STATED EXERCISE: Quote the listing below in its entirety.

[Start of DATA FOR THIS EXERCISE]

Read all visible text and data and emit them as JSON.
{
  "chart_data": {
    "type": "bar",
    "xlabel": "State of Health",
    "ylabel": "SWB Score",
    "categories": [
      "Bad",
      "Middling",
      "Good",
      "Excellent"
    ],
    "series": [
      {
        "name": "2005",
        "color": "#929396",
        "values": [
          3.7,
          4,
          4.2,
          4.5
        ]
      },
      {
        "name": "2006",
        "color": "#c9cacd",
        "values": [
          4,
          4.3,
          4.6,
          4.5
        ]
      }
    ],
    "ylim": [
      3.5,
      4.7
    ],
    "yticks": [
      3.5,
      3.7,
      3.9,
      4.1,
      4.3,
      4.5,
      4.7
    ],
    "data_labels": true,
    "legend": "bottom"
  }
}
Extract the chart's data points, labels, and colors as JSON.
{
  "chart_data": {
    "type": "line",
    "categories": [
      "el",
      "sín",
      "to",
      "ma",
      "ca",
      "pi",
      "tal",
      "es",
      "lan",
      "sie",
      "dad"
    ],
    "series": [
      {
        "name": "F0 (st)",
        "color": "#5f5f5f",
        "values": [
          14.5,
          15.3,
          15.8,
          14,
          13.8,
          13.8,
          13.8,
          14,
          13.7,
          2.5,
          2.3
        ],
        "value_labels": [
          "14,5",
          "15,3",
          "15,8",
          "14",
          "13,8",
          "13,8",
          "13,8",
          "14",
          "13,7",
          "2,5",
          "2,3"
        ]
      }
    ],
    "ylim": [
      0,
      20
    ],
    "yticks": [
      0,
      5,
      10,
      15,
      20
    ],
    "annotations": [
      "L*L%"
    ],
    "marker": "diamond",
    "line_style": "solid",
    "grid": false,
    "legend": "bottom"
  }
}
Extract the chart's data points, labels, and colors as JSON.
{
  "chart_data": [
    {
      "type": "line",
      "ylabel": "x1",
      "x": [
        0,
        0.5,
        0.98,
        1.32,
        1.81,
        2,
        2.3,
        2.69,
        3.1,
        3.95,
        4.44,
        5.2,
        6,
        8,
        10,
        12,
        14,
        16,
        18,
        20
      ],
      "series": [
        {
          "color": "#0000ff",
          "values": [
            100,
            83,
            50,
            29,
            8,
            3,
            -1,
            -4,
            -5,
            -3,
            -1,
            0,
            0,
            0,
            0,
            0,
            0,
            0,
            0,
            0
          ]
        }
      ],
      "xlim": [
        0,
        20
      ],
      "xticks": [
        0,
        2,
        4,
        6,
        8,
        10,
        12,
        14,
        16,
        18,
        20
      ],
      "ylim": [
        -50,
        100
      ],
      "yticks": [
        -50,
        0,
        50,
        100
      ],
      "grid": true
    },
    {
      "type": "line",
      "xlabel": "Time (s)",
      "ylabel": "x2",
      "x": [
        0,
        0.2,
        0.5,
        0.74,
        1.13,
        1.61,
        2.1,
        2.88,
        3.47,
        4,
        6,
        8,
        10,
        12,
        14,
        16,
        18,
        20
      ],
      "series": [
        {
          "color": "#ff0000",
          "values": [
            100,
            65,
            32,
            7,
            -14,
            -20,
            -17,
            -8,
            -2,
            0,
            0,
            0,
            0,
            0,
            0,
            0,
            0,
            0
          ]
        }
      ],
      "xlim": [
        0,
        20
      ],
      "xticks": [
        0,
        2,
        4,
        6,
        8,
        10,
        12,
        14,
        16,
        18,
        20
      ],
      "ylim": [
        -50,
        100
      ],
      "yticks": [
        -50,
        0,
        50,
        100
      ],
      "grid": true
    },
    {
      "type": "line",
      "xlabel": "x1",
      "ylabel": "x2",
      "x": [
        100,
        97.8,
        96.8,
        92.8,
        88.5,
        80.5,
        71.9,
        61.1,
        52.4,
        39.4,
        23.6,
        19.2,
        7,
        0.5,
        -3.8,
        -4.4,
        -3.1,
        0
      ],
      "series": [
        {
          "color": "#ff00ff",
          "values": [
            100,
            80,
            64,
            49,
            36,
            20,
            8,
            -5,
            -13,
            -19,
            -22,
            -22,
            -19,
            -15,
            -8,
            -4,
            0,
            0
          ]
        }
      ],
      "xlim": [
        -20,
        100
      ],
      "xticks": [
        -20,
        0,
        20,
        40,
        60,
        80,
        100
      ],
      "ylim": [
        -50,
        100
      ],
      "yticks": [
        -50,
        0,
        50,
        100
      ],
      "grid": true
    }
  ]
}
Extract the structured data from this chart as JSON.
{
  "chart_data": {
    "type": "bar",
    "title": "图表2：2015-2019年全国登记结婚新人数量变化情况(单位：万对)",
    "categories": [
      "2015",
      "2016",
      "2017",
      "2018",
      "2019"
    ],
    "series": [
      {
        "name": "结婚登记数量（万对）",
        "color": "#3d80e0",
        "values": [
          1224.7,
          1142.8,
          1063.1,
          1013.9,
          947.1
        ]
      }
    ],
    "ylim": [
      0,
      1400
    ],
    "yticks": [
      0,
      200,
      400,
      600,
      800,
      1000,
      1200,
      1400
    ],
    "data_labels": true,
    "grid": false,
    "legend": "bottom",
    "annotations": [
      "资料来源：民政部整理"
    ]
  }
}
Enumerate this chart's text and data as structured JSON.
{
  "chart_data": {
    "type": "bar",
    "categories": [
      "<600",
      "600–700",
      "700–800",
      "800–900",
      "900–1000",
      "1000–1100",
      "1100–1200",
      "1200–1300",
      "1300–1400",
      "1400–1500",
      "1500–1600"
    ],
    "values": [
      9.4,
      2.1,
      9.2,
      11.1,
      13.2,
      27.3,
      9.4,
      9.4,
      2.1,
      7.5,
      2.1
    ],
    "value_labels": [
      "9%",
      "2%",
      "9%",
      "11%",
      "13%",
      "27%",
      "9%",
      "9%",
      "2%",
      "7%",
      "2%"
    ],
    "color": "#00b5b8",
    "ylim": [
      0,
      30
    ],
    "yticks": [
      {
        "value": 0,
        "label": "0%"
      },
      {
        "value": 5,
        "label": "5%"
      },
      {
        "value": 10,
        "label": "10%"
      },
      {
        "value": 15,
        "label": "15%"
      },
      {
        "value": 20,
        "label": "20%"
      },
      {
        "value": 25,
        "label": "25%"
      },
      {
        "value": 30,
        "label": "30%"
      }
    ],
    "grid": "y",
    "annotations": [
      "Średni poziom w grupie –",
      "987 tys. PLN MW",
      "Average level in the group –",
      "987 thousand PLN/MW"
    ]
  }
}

[End of DATA FOR THIS EXERCISE]

RESULT OF THE EXERCISE:
Read all visible text and data and emit them as JSON.
{
  "chart_data": {
    "type": "bar",
    "xlabel": "State of Health",
    "ylabel": "SWB Score",
    "categories": [
      "Bad",
      "Middling",
      "Good",
      "Excellent"
    ],
    "series": [
      {
        "name": "2005",
        "color": "#929396",
        "values": [
          3.7,
          4,
          4.2,
          4.5
        ]
      },
      {
        "name": "2006",
        "color": "#c9cacd",
        "values": [
          4,
          4.3,
          4.6,
          4.5
        ]
      }
    ],
    "ylim": [
      3.5,
      4.7
    ],
    "yticks": [
      3.5,
      3.7,
      3.9,
      4.1,
      4.3,
      4.5,
      4.7
    ],
    "data_labels": true,
    "legend": "bottom"
  }
}
Extract the chart's data points, labels, and colors as JSON.
{
  "chart_data": {
    "type": "line",
    "categories": [
      "el",
      "sín",
      "to",
      "ma",
      "ca",
      "pi",
      "tal",
      "es",
      "lan",
      "sie",
      "dad"
    ],
    "series": [
      {
        "name": "F0 (st)",
        "color": "#5f5f5f",
        "values": [
          14.5,
          15.3,
          15.8,
          14,
          13.8,
          13.8,
          13.8,
          14,
          13.7,
          2.5,
          2.3
        ],
        "value_labels": [
          "14,5",
          "15,3",
          "15,8",
          "14",
          "13,8",
          "13,8",
          "13,8",
          "14",
          "13,7",
          "2,5",
          "2,3"
        ]
      }
    ],
    "ylim": [
      0,
      20
    ],
    "yticks": [
      0,
      5,
      10,
      15,
      20
    ],
    "annotations": [
      "L*L%"
    ],
    "marker": "diamond",
    "line_style": "solid",
    "grid": false,
    "legend": "bottom"
  }
}
Extract the chart's data points, labels, and colors as JSON.
{
  "chart_data": [
    {
      "type": "line",
      "ylabel": "x1",
      "x": [
        0,
        0.5,
        0.98,
        1.32,
        1.81,
        2,
        2.3,
        2.69,
        3.1,
        3.95,
        4.44,
        5.2,
        6,
        8,
        10,
        12,
        14,
        16,
        18,
        20
      ],
      "series": [
        {
          "color": "#0000ff",
          "values": [
            100,
            83,
            50,
            29,
            8,
            3,
            -1,
            -4,
            -5,
            -3,
            -1,
            0,
            0,
            0,
            0,
            0,
            0,
            0,
            0,
            0
          ]
        }
      ],
      "xlim": [
        0,
        20
      ],
      "xticks": [
        0,
        2,
        4,
        6,
        8,
        10,
        12,
        14,
        16,
        18,
        20
      ],
      "ylim": [
        -50,
        100
      ],
      "yticks": [
        -50,
        0,
        50,
        100
      ],
      "grid": true
    },
    {
      "type": "line",
      "xlabel": "Time (s)",
      "ylabel": "x2",
      "x": [
        0,
        0.2,
        0.5,
        0.74,
        1.13,
        1.61,
        2.1,
        2.88,
        3.47,
        4,
        6,
        8,
        10,
        12,
        14,
        16,
        18,
        20
      ],
      "series": [
        {
          "color": "#ff0000",
          "values": [
            100,
            65,
            32,
            7,
            -14,
            -20,
            -17,
            -8,
            -2,
            0,
            0,
            0,
            0,
            0,
            0,
            0,
            0,
            0
          ]
        }
      ],
      "xlim": [
        0,
        20
      ],
      "xticks": [
        0,
        2,
        4,
        6,
        8,
        10,
        12,
        14,
        16,
        18,
        20
      ],
      "ylim": [
        -50,
        100
      ],
      "yticks": [
        -50,
        0,
        50,
        100
      ],
      "grid": true
    },
    {
      "type": "line",
      "xlabel": "x1",
      "ylabel": "x2",
      "x": [
        100,
        97.8,
        96.8,
        92.8,
        88.5,
        80.5,
        71.9,
        61.1,
        52.4,
        39.4,
        23.6,
        19.2,
        7,
        0.5,
        -3.8,
        -4.4,
        -3.1,
        0
      ],
      "series": [
        {
          "color": "#ff00ff",
          "values": [
            100,
            80,
            64,
            49,
            36,
            20,
            8,
            -5,
            -13,
            -19,
            -22,
            -22,
            -19,
            -15,
            -8,
            -4,
            0,
            0
          ]
        }
      ],
      "xlim": [
        -20,
        100
      ],
      "xticks": [
        -20,
        0,
        20,
        40,
        60,
        80,
        100
      ],
      "ylim": [
        -50,
        100
      ],
      "yticks": [
        -50,
        0,
        50,
        100
      ],
      "grid": true
    }
  ]
}
Extract the structured data from this chart as JSON.
{
  "chart_data": {
    "type": "bar",
    "title": "图表2：2015-2019年全国登记结婚新人数量变化情况(单位：万对)",
    "categories": [
      "2015",
      "2016",
      "2017",
      "2018",
      "2019"
    ],
    "series": [
      {
        "name": "结婚登记数量（万对）",
        "color": "#3d80e0",
        "values": [
          1224.7,
          1142.8,
          1063.1,
          1013.9,
          947.1
        ]
      }
    ],
    "ylim": [
      0,
      1400
    ],
    "yticks": [
      0,
      200,
      400,
      600,
      800,
      1000,
      1200,
      1400
    ],
    "data_labels": true,
    "grid": false,
    "legend": "bottom",
    "annotations": [
      "资料来源：民政部整理"
    ]
  }
}
Enumerate this chart's text and data as structured JSON.
{
  "chart_data": {
    "type": "bar",
    "categories": [
      "<600",
      "600–700",
      "700–800",
      "800–900",
      "900–1000",
      "1000–1100",
      "1100–1200",
      "1200–1300",
      "1300–1400",
      "1400–1500",
      "1500–1600"
    ],
    "values": [
      9.4,
      2.1,
      9.2,
      11.1,
      13.2,
      27.3,
      9.4,
      9.4,
      2.1,
      7.5,
      2.1
    ],
    "value_labels": [
      "9%",
      "2%",
      "9%",
      "11%",
      "13%",
      "27%",
      "9%",
      "9%",
      "2%",
      "7%",
      "2%"
    ],
    "color": "#00b5b8",
    "ylim": [
      0,
      30
    ],
    "yticks": [
      {
        "value": 0,
        "label": "0%"
      },
      {
        "value": 5,
        "label": "5%"
      },
      {
        "value": 10,
        "label": "10%"
      },
      {
        "value": 15,
        "label": "15%"
      },
      {
        "value": 20,
        "label": "20%"
      },
      {
        "value": 25,
        "label": "25%"
      },
      {
        "value": 30,
        "label": "30%"
      }
    ],
    "grid": "y",
    "annotations": [
      "Średni poziom w grupie –",
      "987 tys. PLN MW",
      "Average level in the group –",
      "987 thousand PLN/MW"
    ]
  }
}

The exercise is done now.